Records from a data collection
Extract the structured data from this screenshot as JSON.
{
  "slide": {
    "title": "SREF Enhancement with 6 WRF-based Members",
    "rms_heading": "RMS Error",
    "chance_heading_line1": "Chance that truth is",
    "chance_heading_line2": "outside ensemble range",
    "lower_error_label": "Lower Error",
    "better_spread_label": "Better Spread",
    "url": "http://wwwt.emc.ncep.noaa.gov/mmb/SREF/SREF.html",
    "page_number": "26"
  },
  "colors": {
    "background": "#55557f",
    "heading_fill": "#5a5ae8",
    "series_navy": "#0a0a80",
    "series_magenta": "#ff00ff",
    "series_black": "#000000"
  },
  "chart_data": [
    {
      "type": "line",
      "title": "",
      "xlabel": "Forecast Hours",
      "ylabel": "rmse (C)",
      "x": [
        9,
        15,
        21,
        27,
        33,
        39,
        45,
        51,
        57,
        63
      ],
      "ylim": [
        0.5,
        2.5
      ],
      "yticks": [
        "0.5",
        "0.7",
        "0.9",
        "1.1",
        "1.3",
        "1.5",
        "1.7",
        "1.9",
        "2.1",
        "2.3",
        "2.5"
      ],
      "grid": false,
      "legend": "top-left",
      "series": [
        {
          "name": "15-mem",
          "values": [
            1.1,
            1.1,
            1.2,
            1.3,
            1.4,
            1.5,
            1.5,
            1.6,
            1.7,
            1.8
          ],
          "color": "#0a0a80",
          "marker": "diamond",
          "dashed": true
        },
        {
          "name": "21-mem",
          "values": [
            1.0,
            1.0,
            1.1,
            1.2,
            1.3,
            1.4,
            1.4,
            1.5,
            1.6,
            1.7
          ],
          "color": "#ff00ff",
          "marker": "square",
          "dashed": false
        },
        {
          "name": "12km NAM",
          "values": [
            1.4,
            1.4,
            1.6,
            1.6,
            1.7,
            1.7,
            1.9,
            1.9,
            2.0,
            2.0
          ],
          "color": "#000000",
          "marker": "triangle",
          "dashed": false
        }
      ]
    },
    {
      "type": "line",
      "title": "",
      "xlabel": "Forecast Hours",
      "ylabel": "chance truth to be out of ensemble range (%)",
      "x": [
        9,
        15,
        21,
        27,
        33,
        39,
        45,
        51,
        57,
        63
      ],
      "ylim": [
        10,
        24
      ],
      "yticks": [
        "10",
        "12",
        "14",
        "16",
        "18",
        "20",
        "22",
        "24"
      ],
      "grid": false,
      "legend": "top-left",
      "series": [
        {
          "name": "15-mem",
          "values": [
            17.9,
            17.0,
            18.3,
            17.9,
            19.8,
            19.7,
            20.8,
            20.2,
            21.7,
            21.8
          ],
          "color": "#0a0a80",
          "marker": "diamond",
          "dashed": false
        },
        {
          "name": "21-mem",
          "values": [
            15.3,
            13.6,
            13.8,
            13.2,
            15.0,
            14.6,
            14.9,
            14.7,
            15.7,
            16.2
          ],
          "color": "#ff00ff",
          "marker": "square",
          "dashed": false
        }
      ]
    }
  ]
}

## [Exercise brief]
Write out the full set of records exactly as given.

## [Task result]
Extract the structured data from this screenshot as JSON.
{
  "slide": {
    "title": "SREF Enhancement with 6 WRF-based Members",
    "rms_heading": "RMS Error",
    "chance_heading_line1": "Chance that truth is",
    "chance_heading_line2": "outside ensemble range",
    "lower_error_label": "Lower Error",
    "better_spread_label": "Better Spread",
    "url": "http://wwwt.emc.ncep.noaa.gov/mmb/SREF/SREF.html",
    "page_number": "26"
  },
  "colors": {
    "background": "#55557f",
    "heading_fill": "#5a5ae8",
    "series_navy": "#0a0a80",
    "series_magenta": "#ff00ff",
    "series_black": "#000000"
  },
  "chart_data": [
    {
      "type": "line",
      "title": "",
      "xlabel": "Forecast Hours",
      "ylabel": "rmse (C)",
      "x": [
        9,
        15,
        21,
        27,
        33,
        39,
        45,
        51,
        57,
        63
      ],
      "ylim": [
        0.5,
        2.5
      ],
      "yticks": [
        "0.5",
        "0.7",
        "0.9",
        "1.1",
        "1.3",
        "1.5",
        "1.7",
        "1.9",
        "2.1",
        "2.3",
        "2.5"
      ],
      "grid": false,
      "legend": "top-left",
      "series": [
        {
          "name": "15-mem",
          "values": [
            1.1,
            1.1,
            1.2,
            1.3,
            1.4,
            1.5,
            1.5,
            1.6,
            1.7,
            1.8
          ],
          "color": "#0a0a80",
          "marker": "diamond",
          "dashed": true
        },
        {
          "name": "21-mem",
          "values": [
            1.0,
            1.0,
            1.1,
            1.2,
            1.3,
            1.4,
            1.4,
            1.5,
            1.6,
            1.7
          ],
          "color": "#ff00ff",
          "marker": "square",
          "dashed": false
        },
        {
          "name": "12km NAM",
          "values": [
            1.4,
            1.4,
            1.6,
            1.6,
            1.7,
            1.7,
            1.9,
            1.9,
            2.0,
            2.0
          ],
          "color": "#000000",
          "marker": "triangle",
          "dashed": false
        }
      ]
    },
    {
      "type": "line",
      "title": "",
      "xlabel": "Forecast Hours",
      "ylabel": "chance truth to be out of ensemble range (%)",
      "x": [
        9,
        15,
        21,
        27,
        33,
        39,
        45,
        51,
        57,
        63
      ],
      "ylim": [
        10,
        24
      ],
      "yticks": [
        "10",
        "12",
        "14",
        "16",
        "18",
        "20",
        "22",
        "24"
      ],
      "grid": false,
      "legend": "top-left",
      "series": [
        {
          "name": "15-mem",
          "values": [
            17.9,
            17.0,
            18.3,
            17.9,
            19.8,
            19.7,
            20.8,
            20.2,
            21.7,
            21.8
          ],
          "color": "#0a0a80",
          "marker": "diamond",
          "dashed": false
        },
        {
          "name": "21-mem",
          "values": [
            15.3,
            13.6,
            13.8,
            13.2,
            15.0,
            14.6,
            14.9,
            14.7,
            15.7,
            16.2
          ],
          "color": "#ff00ff",
          "marker": "square",
          "dashed": false
        }
      ]
    }
  ]
}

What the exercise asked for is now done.